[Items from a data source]
● ● ● ●

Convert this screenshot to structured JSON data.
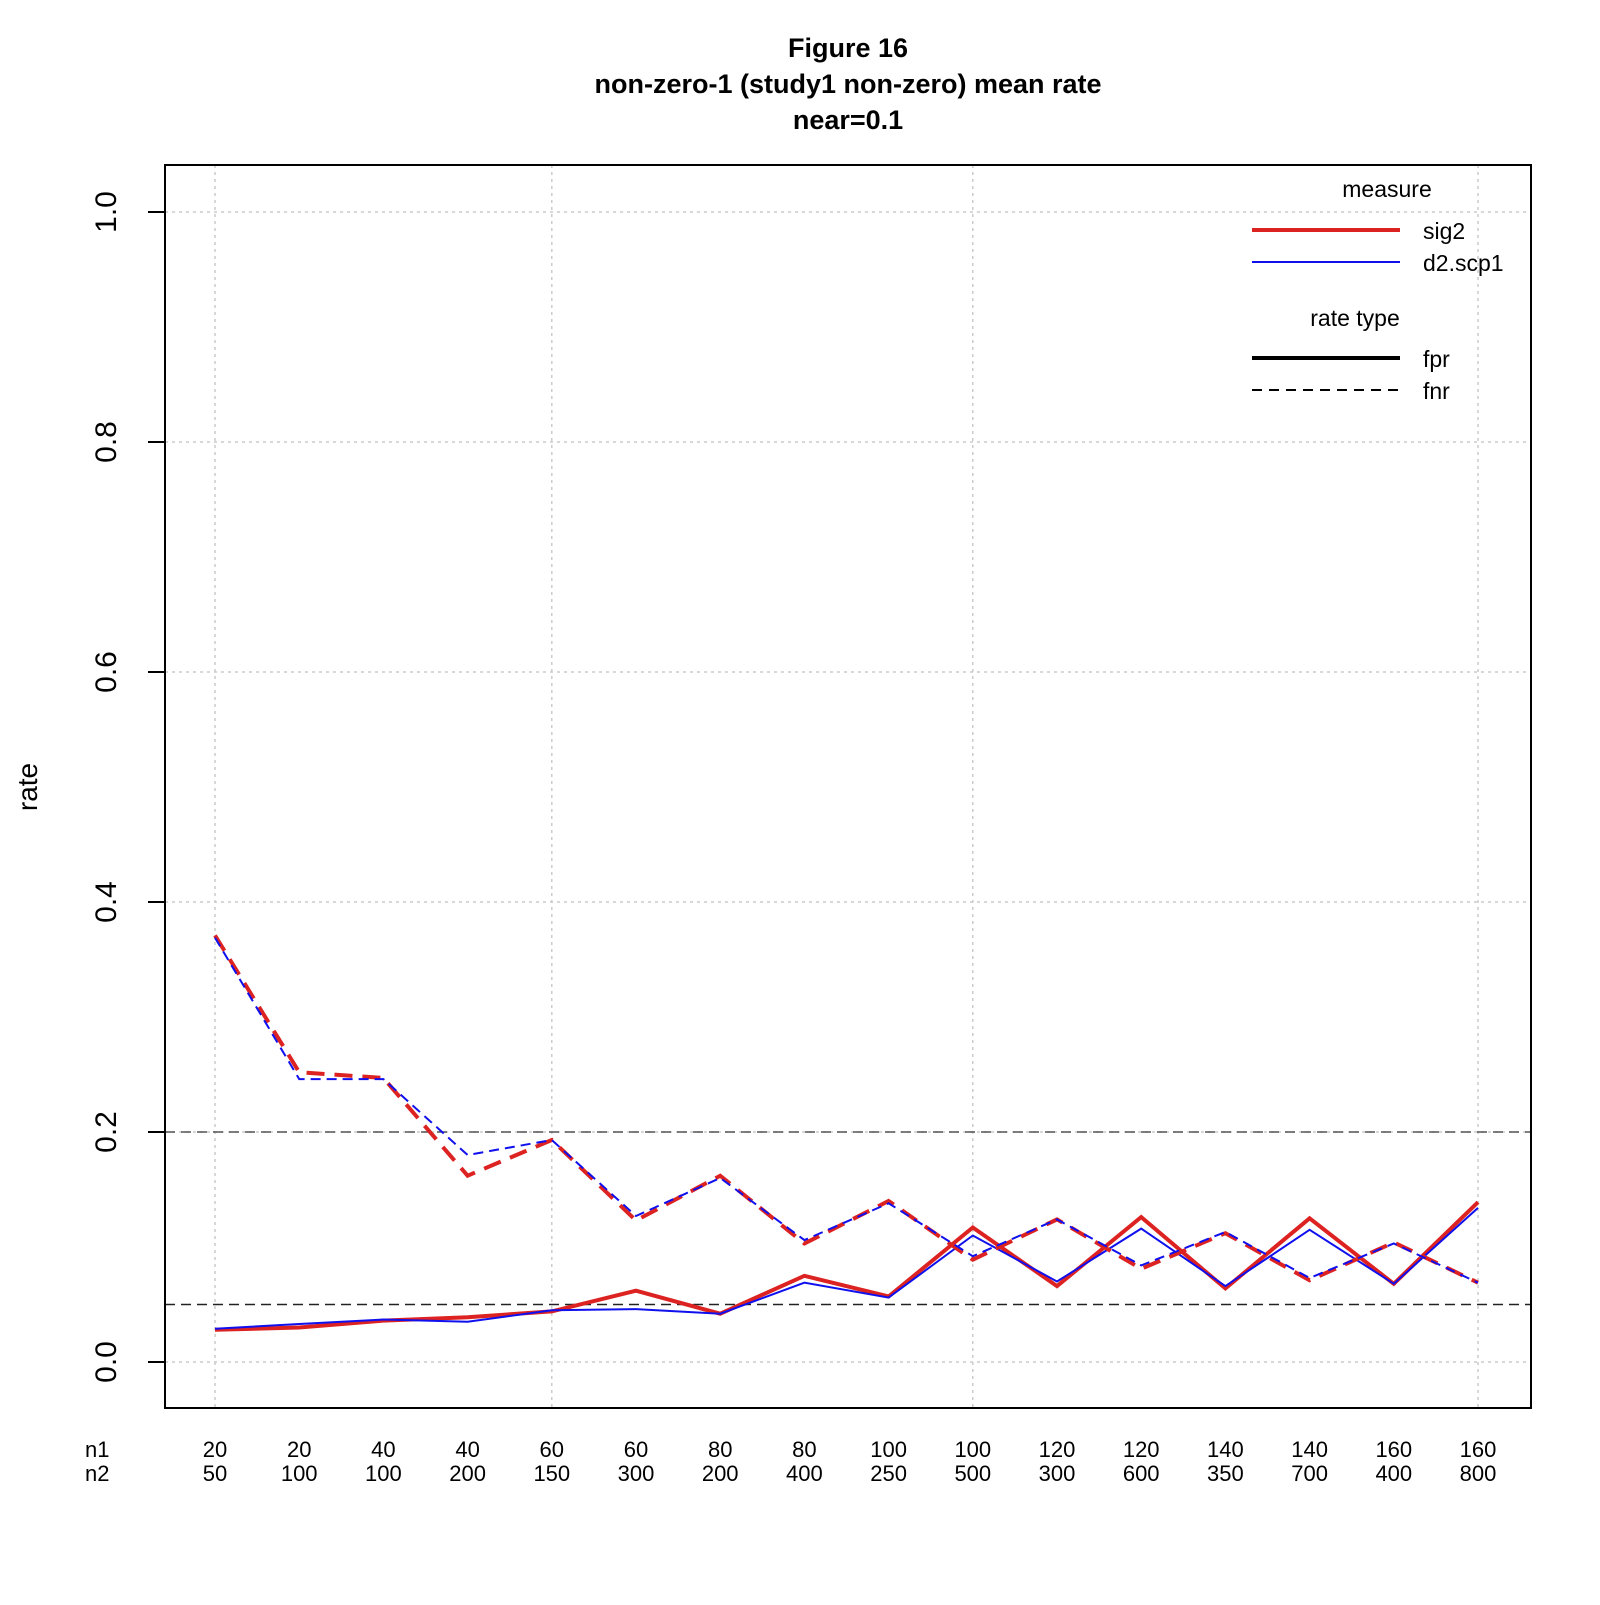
{
  "title": {
    "line1": "Figure 16",
    "line2": "non-zero-1 (study1 non-zero) mean rate",
    "line3": "near=0.1"
  },
  "colors": {
    "sig2": "#dd2222",
    "d2_scp1": "#1010ee",
    "grid": "#cccccc",
    "refline": "#555555"
  },
  "legend": {
    "measure_title": "measure",
    "measure_items": [
      "sig2",
      "d2.scp1"
    ],
    "ratetype_title": "rate type",
    "ratetype_items": [
      "fpr",
      "fnr"
    ],
    "placement": "top-right"
  },
  "chart_data": {
    "type": "line",
    "title": "Figure 16 non-zero-1 (study1 non-zero) mean rate near=0.1",
    "xlabel": "",
    "ylabel": "rate",
    "ylim": [
      0,
      1
    ],
    "yticks": [
      "0.0",
      "0.2",
      "0.4",
      "0.6",
      "0.8",
      "1.0"
    ],
    "x_row_labels": [
      "n1",
      "n2"
    ],
    "n1": [
      "20",
      "20",
      "40",
      "40",
      "60",
      "60",
      "80",
      "80",
      "100",
      "100",
      "120",
      "120",
      "140",
      "140",
      "160",
      "160"
    ],
    "n2": [
      "50",
      "100",
      "100",
      "200",
      "150",
      "300",
      "200",
      "400",
      "250",
      "500",
      "300",
      "600",
      "350",
      "700",
      "400",
      "800"
    ],
    "grid": true,
    "reference_lines": [
      0.2,
      0.05
    ],
    "series": [
      {
        "name": "sig2 fpr",
        "measure": "sig2",
        "rate_type": "fpr",
        "values": [
          0.028,
          0.03,
          0.036,
          0.039,
          0.044,
          0.062,
          0.042,
          0.075,
          0.057,
          0.117,
          0.066,
          0.126,
          0.064,
          0.125,
          0.068,
          0.139
        ]
      },
      {
        "name": "d2.scp1 fpr",
        "measure": "d2.scp1",
        "rate_type": "fpr",
        "values": [
          0.029,
          0.033,
          0.037,
          0.035,
          0.045,
          0.046,
          0.042,
          0.069,
          0.056,
          0.11,
          0.07,
          0.116,
          0.066,
          0.115,
          0.068,
          0.134
        ]
      },
      {
        "name": "sig2 fnr",
        "measure": "sig2",
        "rate_type": "fnr",
        "values": [
          0.371,
          0.252,
          0.247,
          0.162,
          0.193,
          0.123,
          0.162,
          0.103,
          0.14,
          0.089,
          0.124,
          0.081,
          0.112,
          0.071,
          0.104,
          0.069
        ]
      },
      {
        "name": "d2.scp1 fnr",
        "measure": "d2.scp1",
        "rate_type": "fnr",
        "values": [
          0.369,
          0.246,
          0.246,
          0.18,
          0.193,
          0.127,
          0.16,
          0.106,
          0.138,
          0.092,
          0.124,
          0.084,
          0.113,
          0.073,
          0.103,
          0.069
        ]
      }
    ]
  }
}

● ● ● ●

→ Work instructions:
Please write out all of the material above without changing a word, and omit any pictures.

→ Result of the task:
Convert this screenshot to structured JSON data.
{
  "title": {
    "line1": "Figure 16",
    "line2": "non-zero-1 (study1 non-zero) mean rate",
    "line3": "near=0.1"
  },
  "colors": {
    "sig2": "#dd2222",
    "d2_scp1": "#1010ee",
    "grid": "#cccccc",
    "refline": "#555555"
  },
  "legend": {
    "measure_title": "measure",
    "measure_items": [
      "sig2",
      "d2.scp1"
    ],
    "ratetype_title": "rate type",
    "ratetype_items": [
      "fpr",
      "fnr"
    ],
    "placement": "top-right"
  },
  "chart_data": {
    "type": "line",
    "title": "Figure 16 non-zero-1 (study1 non-zero) mean rate near=0.1",
    "xlabel": "",
    "ylabel": "rate",
    "ylim": [
      0,
      1
    ],
    "yticks": [
      "0.0",
      "0.2",
      "0.4",
      "0.6",
      "0.8",
      "1.0"
    ],
    "x_row_labels": [
      "n1",
      "n2"
    ],
    "n1": [
      "20",
      "20",
      "40",
      "40",
      "60",
      "60",
      "80",
      "80",
      "100",
      "100",
      "120",
      "120",
      "140",
      "140",
      "160",
      "160"
    ],
    "n2": [
      "50",
      "100",
      "100",
      "200",
      "150",
      "300",
      "200",
      "400",
      "250",
      "500",
      "300",
      "600",
      "350",
      "700",
      "400",
      "800"
    ],
    "grid": true,
    "reference_lines": [
      0.2,
      0.05
    ],
    "series": [
      {
        "name": "sig2 fpr",
        "measure": "sig2",
        "rate_type": "fpr",
        "values": [
          0.028,
          0.03,
          0.036,
          0.039,
          0.044,
          0.062,
          0.042,
          0.075,
          0.057,
          0.117,
          0.066,
          0.126,
          0.064,
          0.125,
          0.068,
          0.139
        ]
      },
      {
        "name": "d2.scp1 fpr",
        "measure": "d2.scp1",
        "rate_type": "fpr",
        "values": [
          0.029,
          0.033,
          0.037,
          0.035,
          0.045,
          0.046,
          0.042,
          0.069,
          0.056,
          0.11,
          0.07,
          0.116,
          0.066,
          0.115,
          0.068,
          0.134
        ]
      },
      {
        "name": "sig2 fnr",
        "measure": "sig2",
        "rate_type": "fnr",
        "values": [
          0.371,
          0.252,
          0.247,
          0.162,
          0.193,
          0.123,
          0.162,
          0.103,
          0.14,
          0.089,
          0.124,
          0.081,
          0.112,
          0.071,
          0.104,
          0.069
        ]
      },
      {
        "name": "d2.scp1 fnr",
        "measure": "d2.scp1",
        "rate_type": "fnr",
        "values": [
          0.369,
          0.246,
          0.246,
          0.18,
          0.193,
          0.127,
          0.16,
          0.106,
          0.138,
          0.092,
          0.124,
          0.084,
          0.113,
          0.073,
          0.103,
          0.069
        ]
      }
    ]
  }
}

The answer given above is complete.